> Task data
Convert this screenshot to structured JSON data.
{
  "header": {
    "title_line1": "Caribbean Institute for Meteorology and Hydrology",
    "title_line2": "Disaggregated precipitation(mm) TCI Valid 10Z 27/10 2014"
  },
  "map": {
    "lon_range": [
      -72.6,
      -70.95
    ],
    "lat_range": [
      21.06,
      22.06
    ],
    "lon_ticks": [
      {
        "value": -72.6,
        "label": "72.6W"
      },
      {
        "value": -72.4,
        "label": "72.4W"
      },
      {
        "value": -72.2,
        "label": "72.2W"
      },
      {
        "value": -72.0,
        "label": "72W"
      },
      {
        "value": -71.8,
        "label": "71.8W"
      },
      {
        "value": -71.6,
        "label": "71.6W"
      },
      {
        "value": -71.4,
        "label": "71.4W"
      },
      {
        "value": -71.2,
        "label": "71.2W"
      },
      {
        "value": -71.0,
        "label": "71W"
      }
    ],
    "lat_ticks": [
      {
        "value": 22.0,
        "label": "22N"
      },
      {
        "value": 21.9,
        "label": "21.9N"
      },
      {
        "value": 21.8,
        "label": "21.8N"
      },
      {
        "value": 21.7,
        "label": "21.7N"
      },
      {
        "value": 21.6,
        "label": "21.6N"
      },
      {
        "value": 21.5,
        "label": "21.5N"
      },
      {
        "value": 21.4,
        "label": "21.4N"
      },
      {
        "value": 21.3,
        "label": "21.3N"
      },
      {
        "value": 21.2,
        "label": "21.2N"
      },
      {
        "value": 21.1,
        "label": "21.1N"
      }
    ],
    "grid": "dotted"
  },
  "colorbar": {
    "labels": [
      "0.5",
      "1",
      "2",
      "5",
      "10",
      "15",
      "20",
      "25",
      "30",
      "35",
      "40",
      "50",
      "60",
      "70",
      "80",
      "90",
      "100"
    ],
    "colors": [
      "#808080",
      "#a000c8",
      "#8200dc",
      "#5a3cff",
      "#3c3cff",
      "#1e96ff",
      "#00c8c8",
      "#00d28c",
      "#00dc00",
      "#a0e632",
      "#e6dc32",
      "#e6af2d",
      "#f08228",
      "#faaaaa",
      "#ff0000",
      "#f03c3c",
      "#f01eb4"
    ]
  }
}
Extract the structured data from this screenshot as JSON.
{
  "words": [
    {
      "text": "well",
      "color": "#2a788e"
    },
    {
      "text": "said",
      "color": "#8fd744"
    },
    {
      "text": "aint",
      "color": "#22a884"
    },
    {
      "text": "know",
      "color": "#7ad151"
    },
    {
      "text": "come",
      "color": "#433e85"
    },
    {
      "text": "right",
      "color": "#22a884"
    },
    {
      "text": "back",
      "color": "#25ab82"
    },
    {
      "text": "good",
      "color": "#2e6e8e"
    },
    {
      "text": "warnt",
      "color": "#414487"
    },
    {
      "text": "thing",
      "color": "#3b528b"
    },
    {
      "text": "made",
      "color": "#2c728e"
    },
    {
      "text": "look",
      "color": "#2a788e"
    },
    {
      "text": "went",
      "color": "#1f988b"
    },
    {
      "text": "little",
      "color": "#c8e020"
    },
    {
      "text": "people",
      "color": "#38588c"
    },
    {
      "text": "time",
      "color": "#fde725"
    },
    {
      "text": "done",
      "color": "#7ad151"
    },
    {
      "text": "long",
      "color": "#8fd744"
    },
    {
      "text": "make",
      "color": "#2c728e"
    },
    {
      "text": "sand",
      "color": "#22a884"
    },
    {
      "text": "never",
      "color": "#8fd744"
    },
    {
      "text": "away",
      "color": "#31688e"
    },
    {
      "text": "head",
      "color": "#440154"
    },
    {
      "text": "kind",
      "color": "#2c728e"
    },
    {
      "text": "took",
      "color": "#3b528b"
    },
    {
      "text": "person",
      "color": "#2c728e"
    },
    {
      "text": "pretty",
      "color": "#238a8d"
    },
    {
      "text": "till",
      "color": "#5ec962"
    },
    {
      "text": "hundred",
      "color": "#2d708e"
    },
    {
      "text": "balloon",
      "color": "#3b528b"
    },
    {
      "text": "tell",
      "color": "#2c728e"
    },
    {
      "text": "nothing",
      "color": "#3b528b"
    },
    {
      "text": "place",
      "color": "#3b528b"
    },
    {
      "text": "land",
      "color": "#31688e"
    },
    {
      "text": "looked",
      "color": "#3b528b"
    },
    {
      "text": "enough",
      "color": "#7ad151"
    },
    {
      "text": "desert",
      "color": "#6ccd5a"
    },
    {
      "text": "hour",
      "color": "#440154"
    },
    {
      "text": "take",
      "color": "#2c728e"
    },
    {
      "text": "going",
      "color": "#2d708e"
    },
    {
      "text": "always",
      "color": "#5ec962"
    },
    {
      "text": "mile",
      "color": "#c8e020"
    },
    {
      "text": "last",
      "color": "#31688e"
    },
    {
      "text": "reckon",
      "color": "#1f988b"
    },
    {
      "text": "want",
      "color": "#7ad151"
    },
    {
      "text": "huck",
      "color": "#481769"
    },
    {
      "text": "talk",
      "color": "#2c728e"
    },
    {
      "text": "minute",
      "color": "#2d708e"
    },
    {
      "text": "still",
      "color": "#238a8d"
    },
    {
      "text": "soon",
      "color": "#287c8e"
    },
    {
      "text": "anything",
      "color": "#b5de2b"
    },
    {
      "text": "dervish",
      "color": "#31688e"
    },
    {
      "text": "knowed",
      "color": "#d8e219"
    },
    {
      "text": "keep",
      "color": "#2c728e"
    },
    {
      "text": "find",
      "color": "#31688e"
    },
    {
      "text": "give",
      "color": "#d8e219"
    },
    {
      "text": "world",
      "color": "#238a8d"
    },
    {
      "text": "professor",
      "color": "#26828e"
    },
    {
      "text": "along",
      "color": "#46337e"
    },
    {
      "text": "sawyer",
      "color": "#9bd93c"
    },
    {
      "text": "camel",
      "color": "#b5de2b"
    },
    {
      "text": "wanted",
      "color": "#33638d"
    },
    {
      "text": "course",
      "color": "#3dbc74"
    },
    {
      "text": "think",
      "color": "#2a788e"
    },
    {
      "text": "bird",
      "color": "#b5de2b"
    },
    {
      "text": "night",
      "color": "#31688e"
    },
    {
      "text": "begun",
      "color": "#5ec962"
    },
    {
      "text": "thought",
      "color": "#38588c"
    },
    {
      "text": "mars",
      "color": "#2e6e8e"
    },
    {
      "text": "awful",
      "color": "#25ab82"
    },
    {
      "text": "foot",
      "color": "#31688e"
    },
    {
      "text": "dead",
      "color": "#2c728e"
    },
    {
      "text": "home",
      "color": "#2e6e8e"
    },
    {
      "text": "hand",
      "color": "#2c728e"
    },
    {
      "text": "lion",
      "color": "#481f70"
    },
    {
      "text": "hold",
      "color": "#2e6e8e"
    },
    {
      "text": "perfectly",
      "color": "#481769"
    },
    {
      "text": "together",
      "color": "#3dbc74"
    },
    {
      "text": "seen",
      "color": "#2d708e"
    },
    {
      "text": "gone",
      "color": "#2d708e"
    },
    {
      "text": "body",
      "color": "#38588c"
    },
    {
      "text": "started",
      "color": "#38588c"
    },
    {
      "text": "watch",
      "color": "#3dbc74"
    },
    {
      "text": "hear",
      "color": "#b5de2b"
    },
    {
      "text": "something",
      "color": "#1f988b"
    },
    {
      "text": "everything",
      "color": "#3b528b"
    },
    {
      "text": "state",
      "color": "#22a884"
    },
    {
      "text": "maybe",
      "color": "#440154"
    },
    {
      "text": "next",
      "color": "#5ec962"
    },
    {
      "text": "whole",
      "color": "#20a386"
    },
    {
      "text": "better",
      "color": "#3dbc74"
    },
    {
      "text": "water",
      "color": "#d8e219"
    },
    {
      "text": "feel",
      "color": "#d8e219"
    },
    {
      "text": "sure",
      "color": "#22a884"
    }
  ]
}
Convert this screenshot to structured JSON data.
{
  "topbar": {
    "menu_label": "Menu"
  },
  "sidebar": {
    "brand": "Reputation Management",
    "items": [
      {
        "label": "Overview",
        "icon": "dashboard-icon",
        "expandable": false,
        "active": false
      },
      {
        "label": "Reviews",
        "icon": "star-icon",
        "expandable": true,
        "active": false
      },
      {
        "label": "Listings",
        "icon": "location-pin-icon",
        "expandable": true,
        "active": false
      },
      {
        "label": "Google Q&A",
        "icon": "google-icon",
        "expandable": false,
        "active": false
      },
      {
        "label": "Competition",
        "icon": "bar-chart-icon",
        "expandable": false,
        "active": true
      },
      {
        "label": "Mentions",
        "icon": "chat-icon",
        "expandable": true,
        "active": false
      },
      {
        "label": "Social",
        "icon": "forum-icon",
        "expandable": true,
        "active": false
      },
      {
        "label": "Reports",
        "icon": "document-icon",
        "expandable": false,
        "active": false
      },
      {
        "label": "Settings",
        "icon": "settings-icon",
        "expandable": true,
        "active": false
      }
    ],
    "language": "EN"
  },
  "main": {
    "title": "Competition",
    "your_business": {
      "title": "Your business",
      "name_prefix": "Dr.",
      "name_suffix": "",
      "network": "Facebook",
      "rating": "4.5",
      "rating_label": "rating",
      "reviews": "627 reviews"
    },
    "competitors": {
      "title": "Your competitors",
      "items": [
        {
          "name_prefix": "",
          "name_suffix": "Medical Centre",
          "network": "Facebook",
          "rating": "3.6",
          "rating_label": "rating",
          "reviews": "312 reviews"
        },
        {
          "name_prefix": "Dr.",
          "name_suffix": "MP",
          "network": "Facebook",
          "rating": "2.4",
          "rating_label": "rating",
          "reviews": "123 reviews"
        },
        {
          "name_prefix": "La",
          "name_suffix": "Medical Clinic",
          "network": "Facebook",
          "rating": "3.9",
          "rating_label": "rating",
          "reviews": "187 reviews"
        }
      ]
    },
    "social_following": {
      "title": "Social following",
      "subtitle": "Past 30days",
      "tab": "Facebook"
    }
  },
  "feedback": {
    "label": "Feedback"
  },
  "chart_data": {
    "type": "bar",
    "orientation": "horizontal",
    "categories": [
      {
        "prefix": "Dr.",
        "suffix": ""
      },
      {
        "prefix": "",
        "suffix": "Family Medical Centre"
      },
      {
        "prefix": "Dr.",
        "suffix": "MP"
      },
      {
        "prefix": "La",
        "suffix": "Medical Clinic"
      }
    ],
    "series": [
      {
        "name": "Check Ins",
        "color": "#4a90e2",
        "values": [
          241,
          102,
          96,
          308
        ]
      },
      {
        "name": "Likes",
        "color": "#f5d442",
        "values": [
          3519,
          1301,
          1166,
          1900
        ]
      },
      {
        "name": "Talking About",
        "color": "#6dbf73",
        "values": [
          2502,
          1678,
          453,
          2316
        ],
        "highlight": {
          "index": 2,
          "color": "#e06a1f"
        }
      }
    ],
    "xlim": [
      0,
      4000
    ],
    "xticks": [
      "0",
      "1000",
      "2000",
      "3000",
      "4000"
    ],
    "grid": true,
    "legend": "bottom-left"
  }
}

> The problem
Copy out each line of the data where the string "competitors" appears.

> Solution
    "competitors": {
      "title": "Your competitors",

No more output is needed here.